_TASK OBJECTIVE_:
Where a line contains the word "АЛЬБОМ", copy that line.

_ROWS_:
________________________________________

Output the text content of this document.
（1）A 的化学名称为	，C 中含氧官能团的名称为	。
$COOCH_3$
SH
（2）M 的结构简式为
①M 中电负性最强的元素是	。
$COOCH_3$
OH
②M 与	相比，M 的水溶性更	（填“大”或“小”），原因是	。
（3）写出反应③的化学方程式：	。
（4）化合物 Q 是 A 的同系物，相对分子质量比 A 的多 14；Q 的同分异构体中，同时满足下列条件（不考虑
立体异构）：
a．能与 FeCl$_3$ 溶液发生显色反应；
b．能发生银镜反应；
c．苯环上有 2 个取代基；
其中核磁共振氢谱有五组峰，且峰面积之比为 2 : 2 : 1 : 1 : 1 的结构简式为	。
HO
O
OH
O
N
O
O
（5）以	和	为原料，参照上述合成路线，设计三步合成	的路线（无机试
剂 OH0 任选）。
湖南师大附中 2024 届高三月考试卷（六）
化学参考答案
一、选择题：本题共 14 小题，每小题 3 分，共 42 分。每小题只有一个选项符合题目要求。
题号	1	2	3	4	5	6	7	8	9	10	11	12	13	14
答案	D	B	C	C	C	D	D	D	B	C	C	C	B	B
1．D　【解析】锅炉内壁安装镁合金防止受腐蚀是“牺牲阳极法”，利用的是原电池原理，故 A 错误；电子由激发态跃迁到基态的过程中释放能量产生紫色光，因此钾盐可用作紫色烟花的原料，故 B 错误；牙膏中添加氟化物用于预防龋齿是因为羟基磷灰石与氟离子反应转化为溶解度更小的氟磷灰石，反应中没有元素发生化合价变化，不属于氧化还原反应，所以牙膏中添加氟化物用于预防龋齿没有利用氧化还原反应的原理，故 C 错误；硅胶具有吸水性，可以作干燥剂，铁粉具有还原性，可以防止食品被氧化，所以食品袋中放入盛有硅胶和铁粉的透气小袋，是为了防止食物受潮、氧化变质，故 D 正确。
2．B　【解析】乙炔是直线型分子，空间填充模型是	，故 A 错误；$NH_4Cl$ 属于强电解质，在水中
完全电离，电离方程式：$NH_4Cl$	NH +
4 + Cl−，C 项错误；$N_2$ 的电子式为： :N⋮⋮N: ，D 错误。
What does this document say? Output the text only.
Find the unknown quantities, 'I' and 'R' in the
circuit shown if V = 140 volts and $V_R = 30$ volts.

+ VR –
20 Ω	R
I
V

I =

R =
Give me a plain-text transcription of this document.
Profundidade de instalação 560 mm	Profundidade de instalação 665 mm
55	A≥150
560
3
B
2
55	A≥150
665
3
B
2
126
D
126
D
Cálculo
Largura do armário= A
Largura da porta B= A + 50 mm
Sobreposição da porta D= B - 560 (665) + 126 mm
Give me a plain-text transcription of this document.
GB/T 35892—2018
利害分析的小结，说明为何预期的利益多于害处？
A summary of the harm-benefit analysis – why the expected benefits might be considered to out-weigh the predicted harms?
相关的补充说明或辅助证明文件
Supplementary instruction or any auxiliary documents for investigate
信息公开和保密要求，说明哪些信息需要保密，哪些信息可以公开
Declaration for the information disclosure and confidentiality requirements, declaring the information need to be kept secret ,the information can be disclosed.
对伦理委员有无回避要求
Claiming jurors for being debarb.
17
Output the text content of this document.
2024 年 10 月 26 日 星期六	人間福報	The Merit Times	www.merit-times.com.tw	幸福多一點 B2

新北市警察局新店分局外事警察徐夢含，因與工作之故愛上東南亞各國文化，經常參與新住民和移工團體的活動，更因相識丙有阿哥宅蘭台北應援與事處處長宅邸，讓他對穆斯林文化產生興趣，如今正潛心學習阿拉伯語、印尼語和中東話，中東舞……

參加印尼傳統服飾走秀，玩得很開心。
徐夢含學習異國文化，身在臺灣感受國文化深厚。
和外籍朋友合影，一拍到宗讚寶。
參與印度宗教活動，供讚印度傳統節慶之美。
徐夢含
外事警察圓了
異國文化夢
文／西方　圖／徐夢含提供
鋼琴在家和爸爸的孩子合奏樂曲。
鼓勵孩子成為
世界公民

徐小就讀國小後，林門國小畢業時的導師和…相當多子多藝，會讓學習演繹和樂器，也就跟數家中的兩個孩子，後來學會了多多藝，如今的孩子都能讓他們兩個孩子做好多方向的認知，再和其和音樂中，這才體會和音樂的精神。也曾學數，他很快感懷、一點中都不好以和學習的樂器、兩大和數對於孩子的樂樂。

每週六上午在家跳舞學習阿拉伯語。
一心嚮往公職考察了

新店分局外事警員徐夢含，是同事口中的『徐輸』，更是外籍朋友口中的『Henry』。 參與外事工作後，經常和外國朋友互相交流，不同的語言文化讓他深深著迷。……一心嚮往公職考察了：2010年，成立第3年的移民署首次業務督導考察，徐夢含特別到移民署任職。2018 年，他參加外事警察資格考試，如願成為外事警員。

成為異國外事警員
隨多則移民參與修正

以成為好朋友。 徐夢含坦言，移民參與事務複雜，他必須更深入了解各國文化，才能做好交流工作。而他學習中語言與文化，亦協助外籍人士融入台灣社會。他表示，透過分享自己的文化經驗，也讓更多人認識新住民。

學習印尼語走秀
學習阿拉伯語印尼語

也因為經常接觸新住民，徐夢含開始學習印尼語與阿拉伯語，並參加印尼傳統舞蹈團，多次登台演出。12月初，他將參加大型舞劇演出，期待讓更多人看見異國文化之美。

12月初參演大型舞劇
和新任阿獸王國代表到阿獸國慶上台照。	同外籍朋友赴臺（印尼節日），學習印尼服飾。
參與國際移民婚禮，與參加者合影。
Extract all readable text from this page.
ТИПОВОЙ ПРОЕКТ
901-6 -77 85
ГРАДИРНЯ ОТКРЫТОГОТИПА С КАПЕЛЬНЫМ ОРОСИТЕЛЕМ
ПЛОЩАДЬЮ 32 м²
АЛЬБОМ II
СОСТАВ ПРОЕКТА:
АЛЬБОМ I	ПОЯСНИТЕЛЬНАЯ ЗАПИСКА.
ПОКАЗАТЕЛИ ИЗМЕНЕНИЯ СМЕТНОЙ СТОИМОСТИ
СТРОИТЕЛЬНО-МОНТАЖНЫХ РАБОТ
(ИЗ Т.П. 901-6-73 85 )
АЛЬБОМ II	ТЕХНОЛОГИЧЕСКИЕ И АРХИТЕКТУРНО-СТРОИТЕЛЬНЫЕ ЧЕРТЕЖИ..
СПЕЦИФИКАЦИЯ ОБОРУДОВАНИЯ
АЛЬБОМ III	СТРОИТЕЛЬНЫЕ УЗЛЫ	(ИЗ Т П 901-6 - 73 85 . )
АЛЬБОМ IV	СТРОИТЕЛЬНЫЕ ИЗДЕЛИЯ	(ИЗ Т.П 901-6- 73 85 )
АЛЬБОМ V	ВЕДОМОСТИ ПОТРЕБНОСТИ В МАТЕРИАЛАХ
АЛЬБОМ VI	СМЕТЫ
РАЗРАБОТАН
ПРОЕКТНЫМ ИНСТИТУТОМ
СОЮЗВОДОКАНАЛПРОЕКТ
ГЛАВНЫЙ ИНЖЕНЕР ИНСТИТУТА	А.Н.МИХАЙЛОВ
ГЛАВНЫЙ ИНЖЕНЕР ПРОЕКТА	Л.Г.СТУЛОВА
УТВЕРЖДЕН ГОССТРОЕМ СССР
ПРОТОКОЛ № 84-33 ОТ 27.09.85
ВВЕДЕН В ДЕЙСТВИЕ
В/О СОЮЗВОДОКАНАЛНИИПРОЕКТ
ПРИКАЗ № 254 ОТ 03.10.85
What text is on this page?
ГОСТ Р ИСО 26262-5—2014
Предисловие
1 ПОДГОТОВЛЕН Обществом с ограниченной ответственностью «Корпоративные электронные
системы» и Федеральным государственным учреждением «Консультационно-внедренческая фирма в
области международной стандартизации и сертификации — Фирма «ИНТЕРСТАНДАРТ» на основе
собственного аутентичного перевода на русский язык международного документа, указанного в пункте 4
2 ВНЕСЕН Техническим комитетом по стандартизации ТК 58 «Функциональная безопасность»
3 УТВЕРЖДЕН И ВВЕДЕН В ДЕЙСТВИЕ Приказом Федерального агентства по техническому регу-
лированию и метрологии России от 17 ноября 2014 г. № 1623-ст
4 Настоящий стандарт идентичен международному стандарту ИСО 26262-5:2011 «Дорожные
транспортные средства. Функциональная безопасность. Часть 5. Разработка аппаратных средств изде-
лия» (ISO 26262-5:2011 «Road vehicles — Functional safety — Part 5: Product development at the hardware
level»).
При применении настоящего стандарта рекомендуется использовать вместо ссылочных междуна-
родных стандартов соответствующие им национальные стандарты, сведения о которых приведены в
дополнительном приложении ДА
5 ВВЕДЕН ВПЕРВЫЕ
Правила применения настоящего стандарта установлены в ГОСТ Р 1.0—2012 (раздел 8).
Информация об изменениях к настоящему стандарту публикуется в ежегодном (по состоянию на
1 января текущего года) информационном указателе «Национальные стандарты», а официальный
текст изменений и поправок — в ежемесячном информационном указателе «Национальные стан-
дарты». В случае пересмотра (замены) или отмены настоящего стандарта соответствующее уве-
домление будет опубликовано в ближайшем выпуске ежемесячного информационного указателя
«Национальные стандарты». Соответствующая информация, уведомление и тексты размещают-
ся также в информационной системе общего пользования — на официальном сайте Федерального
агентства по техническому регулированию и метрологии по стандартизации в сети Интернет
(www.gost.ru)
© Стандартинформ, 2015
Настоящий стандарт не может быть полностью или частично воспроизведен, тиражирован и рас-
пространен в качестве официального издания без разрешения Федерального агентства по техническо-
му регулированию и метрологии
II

________________________________________

_RESULT OF THIS TASK_:
АЛЬБОМ II
АЛЬБОМ I	ПОЯСНИТЕЛЬНАЯ ЗАПИСКА.
АЛЬБОМ II	ТЕХНОЛОГИЧЕСКИЕ И АРХИТЕКТУРНО-СТРОИТЕЛЬНЫЕ ЧЕРТЕЖИ..
АЛЬБОМ III	СТРОИТЕЛЬНЫЕ УЗЛЫ	(ИЗ Т П 901-6 - 73 85 . )
АЛЬБОМ IV	СТРОИТЕЛЬНЫЕ ИЗДЕЛИЯ	(ИЗ Т.П 901-6- 73 85 )
АЛЬБОМ V	ВЕДОМОСТИ ПОТРЕБНОСТИ В МАТЕРИАЛАХ
АЛЬБОМ VI	СМЕТЫ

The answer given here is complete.